Exercise task: Render every line of the items below as a Markdown table with the columns Row and Line, giving each line a row number and leaving out blank lines.

* start Entries *

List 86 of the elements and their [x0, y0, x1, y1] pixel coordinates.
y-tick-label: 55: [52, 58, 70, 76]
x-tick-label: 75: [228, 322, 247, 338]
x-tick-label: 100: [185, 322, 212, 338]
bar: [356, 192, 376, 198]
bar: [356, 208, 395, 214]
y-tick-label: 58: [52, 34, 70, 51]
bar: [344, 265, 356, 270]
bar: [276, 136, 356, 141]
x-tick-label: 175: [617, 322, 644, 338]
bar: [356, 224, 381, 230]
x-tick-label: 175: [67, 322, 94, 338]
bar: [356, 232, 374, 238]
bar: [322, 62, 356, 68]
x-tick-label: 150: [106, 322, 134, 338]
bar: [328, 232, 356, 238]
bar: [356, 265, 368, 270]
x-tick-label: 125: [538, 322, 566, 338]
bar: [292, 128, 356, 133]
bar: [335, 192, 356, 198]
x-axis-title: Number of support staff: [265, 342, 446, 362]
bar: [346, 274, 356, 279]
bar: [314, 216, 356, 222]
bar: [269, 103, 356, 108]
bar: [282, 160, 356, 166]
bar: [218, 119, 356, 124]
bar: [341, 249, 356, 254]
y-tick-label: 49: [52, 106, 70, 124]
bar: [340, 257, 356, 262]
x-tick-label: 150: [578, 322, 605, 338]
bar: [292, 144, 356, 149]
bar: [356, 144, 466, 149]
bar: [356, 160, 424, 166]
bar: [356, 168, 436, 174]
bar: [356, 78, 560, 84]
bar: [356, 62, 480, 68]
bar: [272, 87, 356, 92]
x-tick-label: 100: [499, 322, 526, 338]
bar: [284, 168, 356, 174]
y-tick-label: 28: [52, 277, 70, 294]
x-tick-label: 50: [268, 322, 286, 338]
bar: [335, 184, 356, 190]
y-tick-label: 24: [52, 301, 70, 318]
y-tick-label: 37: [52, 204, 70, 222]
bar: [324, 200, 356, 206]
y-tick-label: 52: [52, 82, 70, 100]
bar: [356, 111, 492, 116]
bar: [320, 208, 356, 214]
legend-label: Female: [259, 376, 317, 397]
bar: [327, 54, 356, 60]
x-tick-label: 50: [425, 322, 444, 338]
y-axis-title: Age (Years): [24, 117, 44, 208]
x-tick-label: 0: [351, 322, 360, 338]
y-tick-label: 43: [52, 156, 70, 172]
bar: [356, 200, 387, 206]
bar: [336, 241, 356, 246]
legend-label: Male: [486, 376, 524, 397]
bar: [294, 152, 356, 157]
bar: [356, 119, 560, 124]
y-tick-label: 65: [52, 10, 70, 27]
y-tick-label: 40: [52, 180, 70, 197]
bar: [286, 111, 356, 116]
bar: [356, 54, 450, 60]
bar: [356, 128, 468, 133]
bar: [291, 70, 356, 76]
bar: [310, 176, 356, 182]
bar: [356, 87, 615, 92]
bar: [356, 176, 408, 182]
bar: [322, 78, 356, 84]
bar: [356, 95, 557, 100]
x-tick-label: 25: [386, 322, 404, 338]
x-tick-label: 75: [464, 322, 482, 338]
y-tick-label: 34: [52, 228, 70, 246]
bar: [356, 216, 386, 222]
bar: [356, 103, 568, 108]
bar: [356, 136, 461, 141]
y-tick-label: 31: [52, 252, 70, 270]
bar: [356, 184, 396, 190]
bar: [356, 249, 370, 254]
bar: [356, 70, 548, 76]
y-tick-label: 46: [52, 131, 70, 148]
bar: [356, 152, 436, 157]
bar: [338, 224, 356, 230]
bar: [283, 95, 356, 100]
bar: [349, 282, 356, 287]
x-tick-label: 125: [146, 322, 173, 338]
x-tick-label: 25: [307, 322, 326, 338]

* end Entries *

Task response:
| Row | Line |
|---|---|
| 1 | List 86 of the elements and their [x0, y0, x1, y1] pixel coordinates. |
| 2 | y-tick-label: 55: [52, 58, 70, 76] |
| 3 | x-tick-label: 75: [228, 322, 247, 338] |
| 4 | x-tick-label: 100: [185, 322, 212, 338] |
| 5 | bar: [356, 192, 376, 198] |
| 6 | bar: [356, 208, 395, 214] |
| 7 | y-tick-label: 58: [52, 34, 70, 51] |
| 8 | bar: [344, 265, 356, 270] |
| 9 | bar: [276, 136, 356, 141] |
| 10 | x-tick-label: 175: [617, 322, 644, 338] |
| 11 | bar: [356, 224, 381, 230] |
| 12 | x-tick-label: 175: [67, 322, 94, 338] |
| 13 | bar: [356, 232, 374, 238] |
| 14 | bar: [322, 62, 356, 68] |
| 15 | x-tick-label: 150: [106, 322, 134, 338] |
| 16 | bar: [328, 232, 356, 238] |
| 17 | bar: [356, 265, 368, 270] |
| 18 | x-tick-label: 125: [538, 322, 566, 338] |
| 19 | bar: [292, 128, 356, 133] |
| 20 | bar: [335, 192, 356, 198] |
| 21 | x-axis-title: Number of support staff: [265, 342, 446, 362] |
| 22 | bar: [346, 274, 356, 279] |
| 23 | bar: [314, 216, 356, 222] |
| 24 | bar: [269, 103, 356, 108] |
| 25 | bar: [282, 160, 356, 166] |
| 26 | bar: [218, 119, 356, 124] |
| 27 | bar: [341, 249, 356, 254] |
| 28 | y-tick-label: 49: [52, 106, 70, 124] |
| 29 | bar: [340, 257, 356, 262] |
| 30 | x-tick-label: 150: [578, 322, 605, 338] |
| 31 | bar: [292, 144, 356, 149] |
| 32 | bar: [356, 144, 466, 149] |
| 33 | bar: [356, 160, 424, 166] |
| 34 | bar: [356, 168, 436, 174] |
| 35 | bar: [356, 78, 560, 84] |
| 36 | bar: [356, 62, 480, 68] |
| 37 | bar: [272, 87, 356, 92] |
| 38 | x-tick-label: 100: [499, 322, 526, 338] |
| 39 | bar: [284, 168, 356, 174] |
| 40 | y-tick-label: 28: [52, 277, 70, 294] |
| 41 | x-tick-label: 50: [268, 322, 286, 338] |
| 42 | bar: [335, 184, 356, 190] |
| 43 | y-tick-label: 24: [52, 301, 70, 318] |
| 44 | y-tick-label: 37: [52, 204, 70, 222] |
| 45 | bar: [324, 200, 356, 206] |
| 46 | y-tick-label: 52: [52, 82, 70, 100] |
| 47 | bar: [356, 111, 492, 116] |
| 48 | bar: [320, 208, 356, 214] |
| 49 | legend-label: Female: [259, 376, 317, 397] |
| 50 | bar: [327, 54, 356, 60] |
| 51 | x-tick-label: 50: [425, 322, 444, 338] |
| 52 | y-axis-title: Age (Years): [24, 117, 44, 208] |
| 53 | x-tick-label: 0: [351, 322, 360, 338] |
| 54 | y-tick-label: 43: [52, 156, 70, 172] |
| 55 | bar: [356, 200, 387, 206] |
| 56 | bar: [336, 241, 356, 246] |
| 57 | legend-label: Male: [486, 376, 524, 397] |
| 58 | bar: [294, 152, 356, 157] |
| 59 | bar: [356, 119, 560, 124] |
| 60 | y-tick-label: 65: [52, 10, 70, 27] |
| 61 | y-tick-label: 40: [52, 180, 70, 197] |
| 62 | bar: [286, 111, 356, 116] |
| 63 | bar: [356, 54, 450, 60] |
| 64 | bar: [356, 128, 468, 133] |
| 65 | bar: [291, 70, 356, 76] |
| 66 | bar: [310, 176, 356, 182] |
| 67 | bar: [356, 87, 615, 92] |
| 68 | bar: [356, 176, 408, 182] |
| 69 | bar: [322, 78, 356, 84] |
| 70 | bar: [356, 95, 557, 100] |
| 71 | x-tick-label: 25: [386, 322, 404, 338] |
| 72 | x-tick-label: 75: [464, 322, 482, 338] |
| 73 | y-tick-label: 34: [52, 228, 70, 246] |
| 74 | bar: [356, 216, 386, 222] |
| 75 | bar: [356, 103, 568, 108] |
| 76 | bar: [356, 136, 461, 141] |
| 77 | y-tick-label: 31: [52, 252, 70, 270] |
| 78 | bar: [356, 184, 396, 190] |
| 79 | bar: [356, 249, 370, 254] |
| 80 | bar: [356, 70, 548, 76] |
| 81 | y-tick-label: 46: [52, 131, 70, 148] |
| 82 | bar: [356, 152, 436, 157] |
| 83 | bar: [338, 224, 356, 230] |
| 84 | bar: [283, 95, 356, 100] |
| 85 | bar: [349, 282, 356, 287] |
| 86 | x-tick-label: 125: [146, 322, 173, 338] |
| 87 | x-tick-label: 25: [307, 322, 326, 338] |